#### Reading text

Roger Clemens, 1981, 128.8
Burt Hooton, 1968, 34.6
John Tudor, 1975, 31.8
Scott Erickson, 1986, 21.9
Rick Helling, 1990 18.6

I figured I’d start with a bang. The Mets drafted the Rocket out of high school in the 12th round. After he turned them down he went on to star at the University of Texas before being drafted by the Red Sox. He ultimately went on to become one of my least favorite players of all time but man, I think I 128.8 wins above replacement could help me get over it. While the Boston years of his career would have left him second behind Tom Seaver on the franchise’s rWAR leaderboard, what really struck me is that each of the other segments of his career would have qualified for the top ten as well. Still, he’s a dick.

John Tudor was a personal menace to me. 1985 was the first year I really paid attention to baseball and Tudor went on an absolute rampage that season. I didn’t remember this, but he actually started that season 1-7. From that point on he sandwiched one loss between nine and eleven-game winning streaks, picking up ten complete game shutouts along the way. He had a 21-8 record, and the Cardinals went 24-11 in games he started on their way to a World Series loss to the Kansas City Royals. This was Dwight Gooden’s career year and he was amazing, but he was on our side: Tudor was his “evil” counter part in my mind. My mind’s eye surely exaggerated Tudor’s performance that season (even though he posted a ridiculous 0.938 WHIP), but it was fun seeing his name pop up here. For the record, the 1985/86 rotation would have had Gooden, Clemens, and Tudor on it if these hypothetical signings occurred. I can’t even process that.

Since we’re dealing with hypotheticals, why not throw in a pitcher who had a no-hitter in his fourth career start? That would be Burt Hooten, who might have ended the no no-hitter nonsense before it got a chance to really get going. Or not. We’ll never know.

Scott Erickson had a mop of mahogany hair and was one of People Magazine’s “Sexiest People” List. So there’s that.

Rick Helling makes a decent fifth starter, and swingman Jeremy Guthrie (who’s in the bullpen for now) can pick up the slack if needed.

#### Problem statement
Write the next passage of the commentary on hypothetical Mets draft signings, picking up right after its final sentence.

#### Recorded information
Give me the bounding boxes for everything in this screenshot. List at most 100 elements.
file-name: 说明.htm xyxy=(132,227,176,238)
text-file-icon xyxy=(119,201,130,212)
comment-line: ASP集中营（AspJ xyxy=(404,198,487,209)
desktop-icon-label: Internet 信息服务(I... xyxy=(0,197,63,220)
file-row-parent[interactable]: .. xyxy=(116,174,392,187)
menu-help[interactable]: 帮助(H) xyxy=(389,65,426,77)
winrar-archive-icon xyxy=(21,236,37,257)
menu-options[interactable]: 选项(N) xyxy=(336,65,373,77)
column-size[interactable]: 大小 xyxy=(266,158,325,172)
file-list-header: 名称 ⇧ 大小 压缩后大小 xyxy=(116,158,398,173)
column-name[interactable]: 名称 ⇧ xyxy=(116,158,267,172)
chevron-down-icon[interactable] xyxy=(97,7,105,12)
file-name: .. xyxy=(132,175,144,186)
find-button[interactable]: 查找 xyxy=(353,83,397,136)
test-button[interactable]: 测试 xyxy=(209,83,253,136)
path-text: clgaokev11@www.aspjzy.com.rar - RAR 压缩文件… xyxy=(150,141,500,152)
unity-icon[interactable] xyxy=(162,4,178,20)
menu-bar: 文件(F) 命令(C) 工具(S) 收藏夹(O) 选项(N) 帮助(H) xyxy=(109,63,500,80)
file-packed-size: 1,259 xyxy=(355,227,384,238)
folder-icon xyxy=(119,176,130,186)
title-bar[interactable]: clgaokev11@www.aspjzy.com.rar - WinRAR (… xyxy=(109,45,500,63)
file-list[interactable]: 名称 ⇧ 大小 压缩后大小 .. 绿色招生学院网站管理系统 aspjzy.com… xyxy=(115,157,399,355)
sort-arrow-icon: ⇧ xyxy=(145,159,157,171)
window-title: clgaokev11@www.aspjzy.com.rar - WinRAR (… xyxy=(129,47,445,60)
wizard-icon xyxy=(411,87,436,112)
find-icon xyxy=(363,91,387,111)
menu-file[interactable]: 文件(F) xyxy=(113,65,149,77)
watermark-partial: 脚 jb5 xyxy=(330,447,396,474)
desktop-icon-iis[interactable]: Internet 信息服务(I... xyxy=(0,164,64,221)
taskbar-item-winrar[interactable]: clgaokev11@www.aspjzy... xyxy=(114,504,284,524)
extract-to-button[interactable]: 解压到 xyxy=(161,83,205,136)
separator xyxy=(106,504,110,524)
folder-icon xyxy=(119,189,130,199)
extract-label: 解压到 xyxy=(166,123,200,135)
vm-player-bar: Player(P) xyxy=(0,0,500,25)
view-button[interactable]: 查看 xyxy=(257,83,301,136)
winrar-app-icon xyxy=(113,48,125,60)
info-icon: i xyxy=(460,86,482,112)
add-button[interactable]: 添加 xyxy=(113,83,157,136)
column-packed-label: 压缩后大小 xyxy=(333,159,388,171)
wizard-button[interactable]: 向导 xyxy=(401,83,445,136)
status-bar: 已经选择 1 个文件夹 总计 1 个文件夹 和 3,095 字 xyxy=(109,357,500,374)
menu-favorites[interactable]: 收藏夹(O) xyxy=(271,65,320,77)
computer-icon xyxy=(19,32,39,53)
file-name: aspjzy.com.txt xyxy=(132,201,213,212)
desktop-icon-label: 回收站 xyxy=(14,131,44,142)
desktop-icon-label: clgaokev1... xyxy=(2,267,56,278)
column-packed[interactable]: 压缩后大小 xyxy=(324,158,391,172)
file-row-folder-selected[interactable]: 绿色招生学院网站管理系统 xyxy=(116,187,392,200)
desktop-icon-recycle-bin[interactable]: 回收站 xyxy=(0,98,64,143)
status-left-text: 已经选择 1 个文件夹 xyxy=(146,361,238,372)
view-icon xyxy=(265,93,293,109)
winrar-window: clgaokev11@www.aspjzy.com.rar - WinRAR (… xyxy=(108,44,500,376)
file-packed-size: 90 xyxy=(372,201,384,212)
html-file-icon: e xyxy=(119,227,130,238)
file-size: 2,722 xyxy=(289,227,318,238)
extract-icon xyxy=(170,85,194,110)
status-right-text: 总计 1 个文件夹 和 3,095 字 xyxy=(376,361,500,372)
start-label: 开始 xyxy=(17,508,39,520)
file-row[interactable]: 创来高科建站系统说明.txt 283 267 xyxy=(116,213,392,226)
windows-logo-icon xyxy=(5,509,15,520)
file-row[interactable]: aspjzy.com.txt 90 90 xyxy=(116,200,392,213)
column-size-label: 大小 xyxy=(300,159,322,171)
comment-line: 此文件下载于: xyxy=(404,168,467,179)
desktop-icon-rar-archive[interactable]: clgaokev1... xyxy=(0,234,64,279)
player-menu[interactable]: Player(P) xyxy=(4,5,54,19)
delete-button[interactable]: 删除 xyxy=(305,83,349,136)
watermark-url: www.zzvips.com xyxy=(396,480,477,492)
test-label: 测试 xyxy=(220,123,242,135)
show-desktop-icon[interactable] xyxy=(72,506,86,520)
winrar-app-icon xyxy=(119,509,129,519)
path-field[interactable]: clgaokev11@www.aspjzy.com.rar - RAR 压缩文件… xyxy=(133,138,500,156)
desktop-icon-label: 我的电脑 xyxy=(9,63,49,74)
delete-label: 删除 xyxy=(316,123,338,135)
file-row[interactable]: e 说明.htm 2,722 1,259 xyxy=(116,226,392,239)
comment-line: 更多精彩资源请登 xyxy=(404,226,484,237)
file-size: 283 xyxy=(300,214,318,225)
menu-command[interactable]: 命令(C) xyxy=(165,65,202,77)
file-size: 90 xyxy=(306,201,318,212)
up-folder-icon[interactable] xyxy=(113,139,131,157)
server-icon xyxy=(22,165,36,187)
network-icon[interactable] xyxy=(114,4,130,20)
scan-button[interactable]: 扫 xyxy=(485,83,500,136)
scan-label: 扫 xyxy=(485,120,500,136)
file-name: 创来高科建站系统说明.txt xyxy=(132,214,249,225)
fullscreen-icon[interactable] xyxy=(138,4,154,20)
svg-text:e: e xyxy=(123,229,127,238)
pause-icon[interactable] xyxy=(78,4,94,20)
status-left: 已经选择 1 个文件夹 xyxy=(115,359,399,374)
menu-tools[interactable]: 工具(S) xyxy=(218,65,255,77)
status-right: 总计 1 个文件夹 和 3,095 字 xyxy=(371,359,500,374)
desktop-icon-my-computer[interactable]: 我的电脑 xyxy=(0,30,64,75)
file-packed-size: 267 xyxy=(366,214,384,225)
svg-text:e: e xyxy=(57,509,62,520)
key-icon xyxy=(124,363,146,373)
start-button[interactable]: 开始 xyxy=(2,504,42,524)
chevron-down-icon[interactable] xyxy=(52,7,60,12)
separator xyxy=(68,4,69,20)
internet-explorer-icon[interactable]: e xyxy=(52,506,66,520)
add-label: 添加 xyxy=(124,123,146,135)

#### Task response
Bullpen

Jeremy Guthrie, 1997, 15.7 (long man/sixth starter)
Darren Dreifort, 1990, 6.2
Mark Davis, 1978, 6.5 (lefty specialist)
Randy Wells, 2001, 6.7
Charlie Lea, 1975, 7.1
Todd Jones, 1986, 11.1
John Wetteland, 1984, 20.6 (closer)

That’s not a bad bullpen at all. Wetteland was one of the premier closers of his time, Jones has extensive closing experience, and Davis famously (infamously?) won a Cy Young as a closer. Billy Koch, another former closer, just missed the cut (6.0 rWAR) and could be “called up” if need be. Our team is in decent shape pitching-wise. How does it stack up on offense?

Catcher

Dan Wilson, 1987, 13.7

Wilson was part of the same draft class as Todd Hundley, who obviously signed and went on to set the franchise single season record for home runs. If I had to pick between the two I’d still take Hundley, but Wilson was an important piece of the Mariners’ division winners in the late 90’s.

First Base

John Olerud, 1986, 56.8

The Mets drafted Olerud in the 27th round (682nd overall) out of high school, but he opted to enroll in Washington State University. Had he signed with the Mets he would have been the perfect replacement for the aging Keith Hernandez.

Second Base

Mark Grudzielanek, 1989, 24.3

According to the Baseball Almanac, Grudzielanek’s nickname is “Grudzie”. I find this unacceptable and continue to refer to him as “Grudz”, which I find to be infinitely more gritty.

Third Base

Ron Cey, 1966, 52.0

Our earliest non-signer, Cey was selected in the 19th round of the second-ever MLB draft. He went on to be a six-time All Star for the Dodgers in the 70’s, a time when the Mets’ hot corner was a revolving door. Hindsight drives this list for obvious reasons, but none more painful than this one: had Cey been in the Mets system, the Mets might have kept Nolan Ryan. Sure, they might have traded him anyway, but for a couple thousand dollars more in 1966 they might have had an All Star third baseman and future Hall of Fame pitcher on their roster. It’s all “could-have-been” nonsense, but ouch.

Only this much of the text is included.